[GIVEN INFORMATION — start]
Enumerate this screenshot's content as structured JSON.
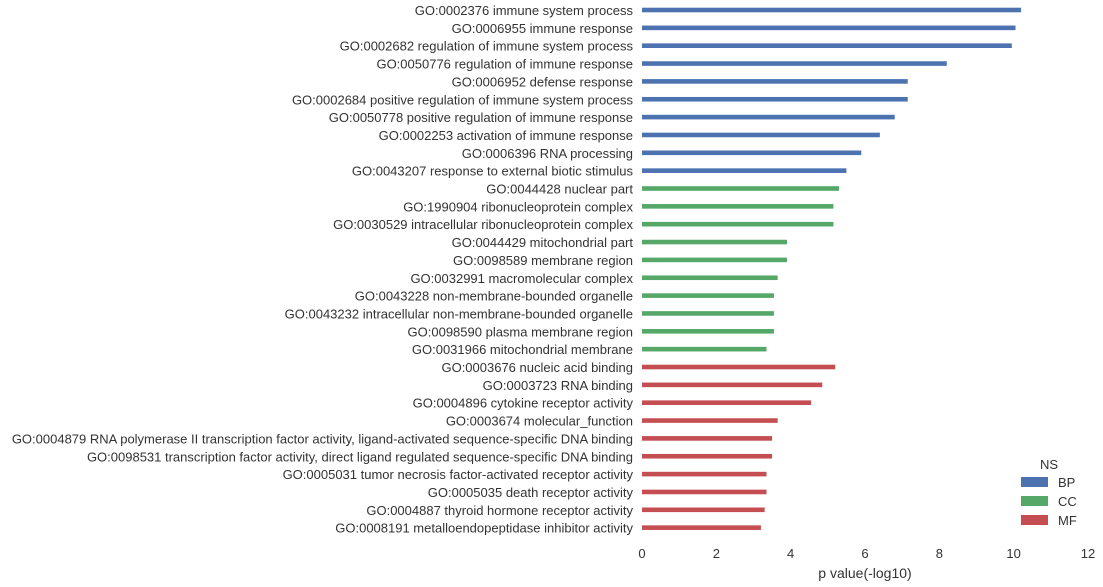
{
  "chart_data": {
    "type": "bar",
    "orientation": "horizontal",
    "xlabel": "p value(-log10)",
    "xlim": [
      0,
      12
    ],
    "xticks": [
      0,
      2,
      4,
      6,
      8,
      10,
      12
    ],
    "grid": false,
    "legend": {
      "title": "NS",
      "placement": "bottom-right",
      "entries": [
        {
          "name": "BP",
          "color": "#4c72b0"
        },
        {
          "name": "CC",
          "color": "#55a868"
        },
        {
          "name": "MF",
          "color": "#c44e52"
        }
      ]
    },
    "categories": [
      "GO:0002376 immune system process",
      "GO:0006955 immune response",
      "GO:0002682 regulation of immune system process",
      "GO:0050776 regulation of immune response",
      "GO:0006952 defense response",
      "GO:0002684 positive regulation of immune system process",
      "GO:0050778 positive regulation of immune response",
      "GO:0002253 activation of immune response",
      "GO:0006396 RNA processing",
      "GO:0043207 response to external biotic stimulus",
      "GO:0044428 nuclear part",
      "GO:1990904 ribonucleoprotein complex",
      "GO:0030529 intracellular ribonucleoprotein complex",
      "GO:0044429 mitochondrial part",
      "GO:0098589 membrane region",
      "GO:0032991 macromolecular complex",
      "GO:0043228 non-membrane-bounded organelle",
      "GO:0043232 intracellular non-membrane-bounded organelle",
      "GO:0098590 plasma membrane region",
      "GO:0031966 mitochondrial membrane",
      "GO:0003676 nucleic acid binding",
      "GO:0003723 RNA binding",
      "GO:0004896 cytokine receptor activity",
      "GO:0003674 molecular_function",
      "GO:0004879 RNA polymerase II transcription factor activity, ligand-activated sequence-specific DNA binding",
      "GO:0098531 transcription factor activity, direct ligand regulated sequence-specific DNA binding",
      "GO:0005031 tumor necrosis factor-activated receptor activity",
      "GO:0005035 death receptor activity",
      "GO:0004887 thyroid hormone receptor activity",
      "GO:0008191 metalloendopeptidase inhibitor activity"
    ],
    "groups": [
      "BP",
      "BP",
      "BP",
      "BP",
      "BP",
      "BP",
      "BP",
      "BP",
      "BP",
      "BP",
      "CC",
      "CC",
      "CC",
      "CC",
      "CC",
      "CC",
      "CC",
      "CC",
      "CC",
      "CC",
      "MF",
      "MF",
      "MF",
      "MF",
      "MF",
      "MF",
      "MF",
      "MF",
      "MF",
      "MF"
    ],
    "values": [
      10.2,
      10.05,
      9.95,
      8.2,
      7.15,
      7.15,
      6.8,
      6.4,
      5.9,
      5.5,
      5.3,
      5.15,
      5.15,
      3.9,
      3.9,
      3.65,
      3.55,
      3.55,
      3.55,
      3.35,
      5.2,
      4.85,
      4.55,
      3.65,
      3.5,
      3.5,
      3.35,
      3.35,
      3.3,
      3.2
    ]
  }
}
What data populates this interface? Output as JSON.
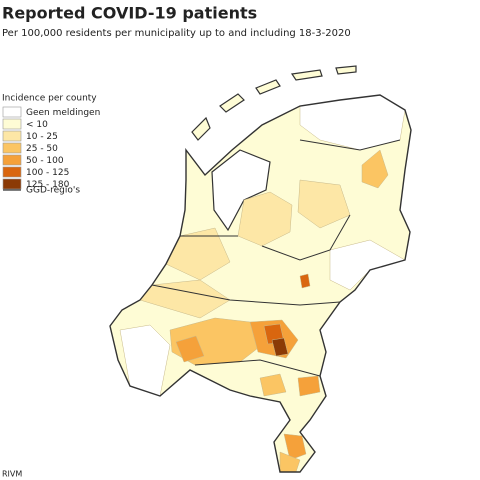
{
  "header": {
    "title": "Reported COVID-19 patients",
    "subtitle": "Per 100,000 residents per municipality up to and including 18-3-2020"
  },
  "legend": {
    "title": "Incidence per county",
    "items": [
      {
        "label": "Geen meldingen",
        "color": "#ffffff"
      },
      {
        "label": "< 10",
        "color": "#fefcd5"
      },
      {
        "label": "10 - 25",
        "color": "#fde7a6"
      },
      {
        "label": "25 - 50",
        "color": "#fbc563"
      },
      {
        "label": "50 - 100",
        "color": "#f5a13a"
      },
      {
        "label": "100 - 125",
        "color": "#d9660f"
      },
      {
        "label": "125 - 180",
        "color": "#8b3a06"
      }
    ],
    "line_label": "GGD-regio's"
  },
  "source": "RIVM"
}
[GIVEN INFORMATION — finish]
TASK DESCRIPTION → Take every line above that includes "JSON" and list it.

TASK RESPONSE →
Enumerate this screenshot's content as structured JSON.
What data populates this interface? Output as JSON.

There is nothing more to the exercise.